[Start of INFORMATION SUPPLIED]
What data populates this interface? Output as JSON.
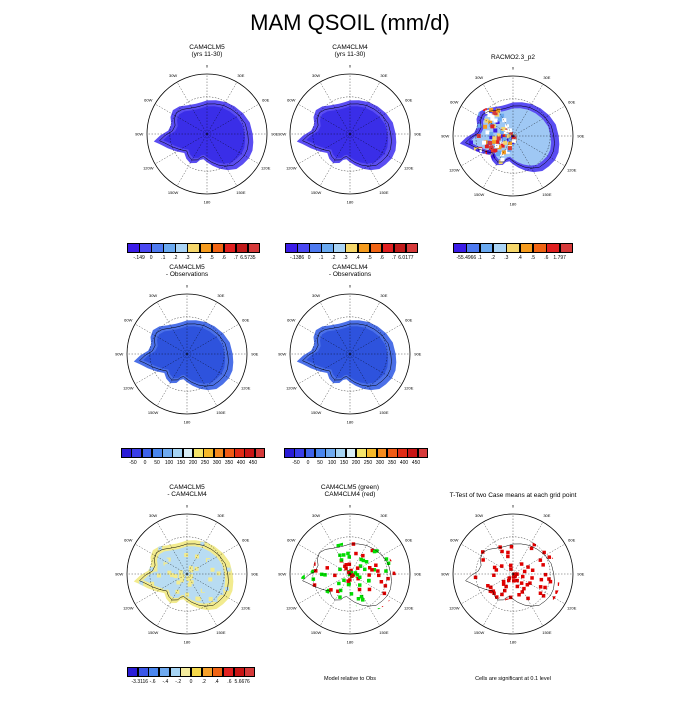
{
  "figure_title": "MAM QSOIL (mm/d)",
  "panels": [
    {
      "id": "p1",
      "title_lines": [
        "CAM4CLM5",
        "(yrs 11-30)"
      ],
      "fill": "#3a2ee8",
      "edge": "#5a4df2",
      "pattern": "uniform"
    },
    {
      "id": "p2",
      "title_lines": [
        "CAM4CLM4",
        "(yrs 11-30)"
      ],
      "fill": "#3a2ee8",
      "edge": "#5a4df2",
      "pattern": "uniform"
    },
    {
      "id": "p3",
      "title_lines": [
        "RACMO2.3_p2"
      ],
      "fill": "#9fc8f4",
      "edge": "#5a4df2",
      "pattern": "racmo"
    },
    {
      "id": "p4",
      "title_lines": [
        "CAM4CLM5",
        "- Observations"
      ],
      "fill": "#2e53dd",
      "edge": "#4b70e8",
      "pattern": "uniform"
    },
    {
      "id": "p5",
      "title_lines": [
        "CAM4CLM4",
        "- Observations"
      ],
      "fill": "#2e53dd",
      "edge": "#4b70e8",
      "pattern": "uniform"
    },
    {
      "id": "p6",
      "title_lines": [
        "CAM4CLM5",
        "- CAM4CLM4"
      ],
      "fill": "#b8dcf2",
      "edge": "#f2eb8e",
      "pattern": "diff"
    },
    {
      "id": "p7",
      "title_lines": [
        "CAM4CLM5 (green)",
        "CAM4CLM4 (red)"
      ],
      "fill": "none",
      "edge": "none",
      "pattern": "greenred"
    },
    {
      "id": "p8",
      "title_lines": [
        "T-Test of two Case means at each grid point"
      ],
      "fill": "none",
      "edge": "none",
      "pattern": "ttest"
    }
  ],
  "lon_labels": [
    "0",
    "30E",
    "60E",
    "90E",
    "120E",
    "150E",
    "180",
    "150W",
    "120W",
    "90W",
    "60W",
    "30W"
  ],
  "colorbars": [
    {
      "id": "cb1",
      "colors": [
        "#3b1ce8",
        "#4a48f2",
        "#4e7af0",
        "#6aa9f0",
        "#a9d3f5",
        "#f5d66a",
        "#f59b1e",
        "#f06414",
        "#e02020",
        "#c01a1a",
        "#d63a3a"
      ],
      "labels": [
        "-.149",
        "0",
        ".1",
        ".2",
        ".3",
        ".4",
        ".5",
        ".6",
        ".7",
        "6.5735"
      ]
    },
    {
      "id": "cb2",
      "colors": [
        "#3b1ce8",
        "#4a48f2",
        "#4e7af0",
        "#6aa9f0",
        "#a9d3f5",
        "#f5d66a",
        "#f59b1e",
        "#f06414",
        "#e02020",
        "#c01a1a",
        "#d63a3a"
      ],
      "labels": [
        "-.1386",
        "0",
        ".1",
        ".2",
        ".3",
        ".4",
        ".5",
        ".6",
        ".7",
        "6.0177"
      ]
    },
    {
      "id": "cb3",
      "colors": [
        "#3b1ce8",
        "#4e7af0",
        "#6aa9f0",
        "#a9d3f5",
        "#f5d66a",
        "#f59b1e",
        "#f06414",
        "#e02020",
        "#d63a3a"
      ],
      "labels": [
        "-55.4966",
        ".1",
        ".2",
        ".3",
        ".4",
        ".5",
        ".6",
        "1.797"
      ]
    },
    {
      "id": "cb4",
      "colors": [
        "#2a1cd6",
        "#3a3ee8",
        "#3e62ea",
        "#4a86ee",
        "#6faaf0",
        "#a6d4f4",
        "#d8eef8",
        "#f5e46a",
        "#f5b82a",
        "#f58a1e",
        "#f05a14",
        "#e02a14",
        "#c81414",
        "#d63a3a"
      ],
      "labels": [
        "-50",
        "0",
        "50",
        "100",
        "150",
        "200",
        "250",
        "300",
        "350",
        "400",
        "450"
      ]
    },
    {
      "id": "cb5",
      "colors": [
        "#2a1cd6",
        "#3a3ee8",
        "#3e62ea",
        "#4a86ee",
        "#6faaf0",
        "#a6d4f4",
        "#d8eef8",
        "#f5e46a",
        "#f5b82a",
        "#f58a1e",
        "#f05a14",
        "#e02a14",
        "#c81414",
        "#d63a3a"
      ],
      "labels": [
        "-50",
        "0",
        "50",
        "100",
        "150",
        "200",
        "250",
        "300",
        "350",
        "400",
        "450"
      ]
    },
    {
      "id": "cb6",
      "colors": [
        "#2a1cd6",
        "#3a56e8",
        "#4a86ee",
        "#6faaf0",
        "#a6d4f4",
        "#f5ec9e",
        "#f5d84a",
        "#f5a02a",
        "#f06414",
        "#e02020",
        "#c81414",
        "#d63a3a"
      ],
      "labels": [
        "-3.3116",
        "-.6",
        "-.4",
        "-.2",
        "0",
        ".2",
        ".4",
        ".6",
        "5.6676"
      ]
    }
  ],
  "footnotes": {
    "p7": "Model relative to Obs",
    "p8": "Cells are significant at 0.1 level"
  }
}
[End of INFORMATION SUPPLIED]
**PROBLEM TO WORK ON**
Leave out the pictures and give the rest of the records again exactly.

**ANSWER BELOW**
What data populates this interface? Output as JSON.
{
  "figure_title": "MAM QSOIL (mm/d)",
  "panels": [
    {
      "id": "p1",
      "title_lines": [
        "CAM4CLM5",
        "(yrs 11-30)"
      ],
      "fill": "#3a2ee8",
      "edge": "#5a4df2",
      "pattern": "uniform"
    },
    {
      "id": "p2",
      "title_lines": [
        "CAM4CLM4",
        "(yrs 11-30)"
      ],
      "fill": "#3a2ee8",
      "edge": "#5a4df2",
      "pattern": "uniform"
    },
    {
      "id": "p3",
      "title_lines": [
        "RACMO2.3_p2"
      ],
      "fill": "#9fc8f4",
      "edge": "#5a4df2",
      "pattern": "racmo"
    },
    {
      "id": "p4",
      "title_lines": [
        "CAM4CLM5",
        "- Observations"
      ],
      "fill": "#2e53dd",
      "edge": "#4b70e8",
      "pattern": "uniform"
    },
    {
      "id": "p5",
      "title_lines": [
        "CAM4CLM4",
        "- Observations"
      ],
      "fill": "#2e53dd",
      "edge": "#4b70e8",
      "pattern": "uniform"
    },
    {
      "id": "p6",
      "title_lines": [
        "CAM4CLM5",
        "- CAM4CLM4"
      ],
      "fill": "#b8dcf2",
      "edge": "#f2eb8e",
      "pattern": "diff"
    },
    {
      "id": "p7",
      "title_lines": [
        "CAM4CLM5 (green)",
        "CAM4CLM4 (red)"
      ],
      "fill": "none",
      "edge": "none",
      "pattern": "greenred"
    },
    {
      "id": "p8",
      "title_lines": [
        "T-Test of two Case means at each grid point"
      ],
      "fill": "none",
      "edge": "none",
      "pattern": "ttest"
    }
  ],
  "lon_labels": [
    "0",
    "30E",
    "60E",
    "90E",
    "120E",
    "150E",
    "180",
    "150W",
    "120W",
    "90W",
    "60W",
    "30W"
  ],
  "colorbars": [
    {
      "id": "cb1",
      "colors": [
        "#3b1ce8",
        "#4a48f2",
        "#4e7af0",
        "#6aa9f0",
        "#a9d3f5",
        "#f5d66a",
        "#f59b1e",
        "#f06414",
        "#e02020",
        "#c01a1a",
        "#d63a3a"
      ],
      "labels": [
        "-.149",
        "0",
        ".1",
        ".2",
        ".3",
        ".4",
        ".5",
        ".6",
        ".7",
        "6.5735"
      ]
    },
    {
      "id": "cb2",
      "colors": [
        "#3b1ce8",
        "#4a48f2",
        "#4e7af0",
        "#6aa9f0",
        "#a9d3f5",
        "#f5d66a",
        "#f59b1e",
        "#f06414",
        "#e02020",
        "#c01a1a",
        "#d63a3a"
      ],
      "labels": [
        "-.1386",
        "0",
        ".1",
        ".2",
        ".3",
        ".4",
        ".5",
        ".6",
        ".7",
        "6.0177"
      ]
    },
    {
      "id": "cb3",
      "colors": [
        "#3b1ce8",
        "#4e7af0",
        "#6aa9f0",
        "#a9d3f5",
        "#f5d66a",
        "#f59b1e",
        "#f06414",
        "#e02020",
        "#d63a3a"
      ],
      "labels": [
        "-55.4966",
        ".1",
        ".2",
        ".3",
        ".4",
        ".5",
        ".6",
        "1.797"
      ]
    },
    {
      "id": "cb4",
      "colors": [
        "#2a1cd6",
        "#3a3ee8",
        "#3e62ea",
        "#4a86ee",
        "#6faaf0",
        "#a6d4f4",
        "#d8eef8",
        "#f5e46a",
        "#f5b82a",
        "#f58a1e",
        "#f05a14",
        "#e02a14",
        "#c81414",
        "#d63a3a"
      ],
      "labels": [
        "-50",
        "0",
        "50",
        "100",
        "150",
        "200",
        "250",
        "300",
        "350",
        "400",
        "450"
      ]
    },
    {
      "id": "cb5",
      "colors": [
        "#2a1cd6",
        "#3a3ee8",
        "#3e62ea",
        "#4a86ee",
        "#6faaf0",
        "#a6d4f4",
        "#d8eef8",
        "#f5e46a",
        "#f5b82a",
        "#f58a1e",
        "#f05a14",
        "#e02a14",
        "#c81414",
        "#d63a3a"
      ],
      "labels": [
        "-50",
        "0",
        "50",
        "100",
        "150",
        "200",
        "250",
        "300",
        "350",
        "400",
        "450"
      ]
    },
    {
      "id": "cb6",
      "colors": [
        "#2a1cd6",
        "#3a56e8",
        "#4a86ee",
        "#6faaf0",
        "#a6d4f4",
        "#f5ec9e",
        "#f5d84a",
        "#f5a02a",
        "#f06414",
        "#e02020",
        "#c81414",
        "#d63a3a"
      ],
      "labels": [
        "-3.3116",
        "-.6",
        "-.4",
        "-.2",
        "0",
        ".2",
        ".4",
        ".6",
        "5.6676"
      ]
    }
  ],
  "footnotes": {
    "p7": "Model relative to Obs",
    "p8": "Cells are significant at 0.1 level"
  }
}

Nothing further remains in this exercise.